Stored data:
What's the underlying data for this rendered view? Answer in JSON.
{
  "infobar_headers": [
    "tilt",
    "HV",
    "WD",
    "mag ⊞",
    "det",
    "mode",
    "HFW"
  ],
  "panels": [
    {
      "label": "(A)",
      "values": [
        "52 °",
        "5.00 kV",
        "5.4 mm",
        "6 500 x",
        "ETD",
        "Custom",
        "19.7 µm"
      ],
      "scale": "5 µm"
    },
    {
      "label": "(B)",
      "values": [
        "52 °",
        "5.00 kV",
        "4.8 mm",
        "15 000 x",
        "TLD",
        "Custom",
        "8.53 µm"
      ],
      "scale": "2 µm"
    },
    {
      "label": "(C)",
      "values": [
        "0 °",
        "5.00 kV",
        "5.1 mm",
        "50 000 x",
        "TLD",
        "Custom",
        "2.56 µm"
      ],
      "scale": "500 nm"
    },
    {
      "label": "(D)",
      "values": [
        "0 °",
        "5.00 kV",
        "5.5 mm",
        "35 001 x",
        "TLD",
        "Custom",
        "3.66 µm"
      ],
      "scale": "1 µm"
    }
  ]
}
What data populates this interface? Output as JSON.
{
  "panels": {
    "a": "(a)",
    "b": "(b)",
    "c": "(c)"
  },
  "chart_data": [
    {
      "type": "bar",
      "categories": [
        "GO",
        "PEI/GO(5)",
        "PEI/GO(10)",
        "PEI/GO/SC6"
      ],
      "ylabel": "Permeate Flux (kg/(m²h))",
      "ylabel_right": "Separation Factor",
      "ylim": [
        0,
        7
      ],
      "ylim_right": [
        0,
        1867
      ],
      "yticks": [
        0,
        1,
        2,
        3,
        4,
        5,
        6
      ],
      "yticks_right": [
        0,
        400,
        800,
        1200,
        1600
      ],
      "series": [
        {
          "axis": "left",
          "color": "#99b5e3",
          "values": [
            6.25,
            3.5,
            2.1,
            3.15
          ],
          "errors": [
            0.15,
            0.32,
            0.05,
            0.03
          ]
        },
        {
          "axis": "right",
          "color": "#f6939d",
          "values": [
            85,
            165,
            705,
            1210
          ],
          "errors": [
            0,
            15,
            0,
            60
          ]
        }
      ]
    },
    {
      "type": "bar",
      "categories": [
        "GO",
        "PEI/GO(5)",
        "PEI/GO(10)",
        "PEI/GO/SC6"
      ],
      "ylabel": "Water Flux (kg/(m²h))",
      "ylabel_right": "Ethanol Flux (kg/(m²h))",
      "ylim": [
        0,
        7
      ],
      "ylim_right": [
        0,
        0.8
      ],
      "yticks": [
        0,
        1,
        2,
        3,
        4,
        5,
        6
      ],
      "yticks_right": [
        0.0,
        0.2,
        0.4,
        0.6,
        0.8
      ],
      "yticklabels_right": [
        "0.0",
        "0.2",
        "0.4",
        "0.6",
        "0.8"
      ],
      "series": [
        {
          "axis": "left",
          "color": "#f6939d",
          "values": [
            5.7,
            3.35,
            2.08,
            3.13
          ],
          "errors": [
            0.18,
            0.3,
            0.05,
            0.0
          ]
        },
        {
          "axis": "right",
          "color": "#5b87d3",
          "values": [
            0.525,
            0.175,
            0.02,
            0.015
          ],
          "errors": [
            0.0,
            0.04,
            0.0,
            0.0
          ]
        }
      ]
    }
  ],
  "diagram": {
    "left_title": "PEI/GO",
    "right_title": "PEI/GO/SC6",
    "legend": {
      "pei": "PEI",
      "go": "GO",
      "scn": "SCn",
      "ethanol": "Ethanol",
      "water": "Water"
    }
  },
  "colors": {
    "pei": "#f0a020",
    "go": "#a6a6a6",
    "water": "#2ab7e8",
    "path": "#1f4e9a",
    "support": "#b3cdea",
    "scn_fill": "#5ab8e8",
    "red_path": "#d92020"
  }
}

Stated task: Repeat the material from above exactly, word for word.

Result for this task:
What's the underlying data for this rendered view? Answer in JSON.
{
  "infobar_headers": [
    "tilt",
    "HV",
    "WD",
    "mag ⊞",
    "det",
    "mode",
    "HFW"
  ],
  "panels": [
    {
      "label": "(A)",
      "values": [
        "52 °",
        "5.00 kV",
        "5.4 mm",
        "6 500 x",
        "ETD",
        "Custom",
        "19.7 µm"
      ],
      "scale": "5 µm"
    },
    {
      "label": "(B)",
      "values": [
        "52 °",
        "5.00 kV",
        "4.8 mm",
        "15 000 x",
        "TLD",
        "Custom",
        "8.53 µm"
      ],
      "scale": "2 µm"
    },
    {
      "label": "(C)",
      "values": [
        "0 °",
        "5.00 kV",
        "5.1 mm",
        "50 000 x",
        "TLD",
        "Custom",
        "2.56 µm"
      ],
      "scale": "500 nm"
    },
    {
      "label": "(D)",
      "values": [
        "0 °",
        "5.00 kV",
        "5.5 mm",
        "35 001 x",
        "TLD",
        "Custom",
        "3.66 µm"
      ],
      "scale": "1 µm"
    }
  ]
}
What data populates this interface? Output as JSON.
{
  "panels": {
    "a": "(a)",
    "b": "(b)",
    "c": "(c)"
  },
  "chart_data": [
    {
      "type": "bar",
      "categories": [
        "GO",
        "PEI/GO(5)",
        "PEI/GO(10)",
        "PEI/GO/SC6"
      ],
      "ylabel": "Permeate Flux (kg/(m²h))",
      "ylabel_right": "Separation Factor",
      "ylim": [
        0,
        7
      ],
      "ylim_right": [
        0,
        1867
      ],
      "yticks": [
        0,
        1,
        2,
        3,
        4,
        5,
        6
      ],
      "yticks_right": [
        0,
        400,
        800,
        1200,
        1600
      ],
      "series": [
        {
          "axis": "left",
          "color": "#99b5e3",
          "values": [
            6.25,
            3.5,
            2.1,
            3.15
          ],
          "errors": [
            0.15,
            0.32,
            0.05,
            0.03
          ]
        },
        {
          "axis": "right",
          "color": "#f6939d",
          "values": [
            85,
            165,
            705,
            1210
          ],
          "errors": [
            0,
            15,
            0,
            60
          ]
        }
      ]
    },
    {
      "type": "bar",
      "categories": [
        "GO",
        "PEI/GO(5)",
        "PEI/GO(10)",
        "PEI/GO/SC6"
      ],
      "ylabel": "Water Flux (kg/(m²h))",
      "ylabel_right": "Ethanol Flux (kg/(m²h))",
      "ylim": [
        0,
        7
      ],
      "ylim_right": [
        0,
        0.8
      ],
      "yticks": [
        0,
        1,
        2,
        3,
        4,
        5,
        6
      ],
      "yticks_right": [
        0.0,
        0.2,
        0.4,
        0.6,
        0.8
      ],
      "yticklabels_right": [
        "0.0",
        "0.2",
        "0.4",
        "0.6",
        "0.8"
      ],
      "series": [
        {
          "axis": "left",
          "color": "#f6939d",
          "values": [
            5.7,
            3.35,
            2.08,
            3.13
          ],
          "errors": [
            0.18,
            0.3,
            0.05,
            0.0
          ]
        },
        {
          "axis": "right",
          "color": "#5b87d3",
          "values": [
            0.525,
            0.175,
            0.02,
            0.015
          ],
          "errors": [
            0.0,
            0.04,
            0.0,
            0.0
          ]
        }
      ]
    }
  ],
  "diagram": {
    "left_title": "PEI/GO",
    "right_title": "PEI/GO/SC6",
    "legend": {
      "pei": "PEI",
      "go": "GO",
      "scn": "SCn",
      "ethanol": "Ethanol",
      "water": "Water"
    }
  },
  "colors": {
    "pei": "#f0a020",
    "go": "#a6a6a6",
    "water": "#2ab7e8",
    "path": "#1f4e9a",
    "support": "#b3cdea",
    "scn_fill": "#5ab8e8",
    "red_path": "#d92020"
  }
}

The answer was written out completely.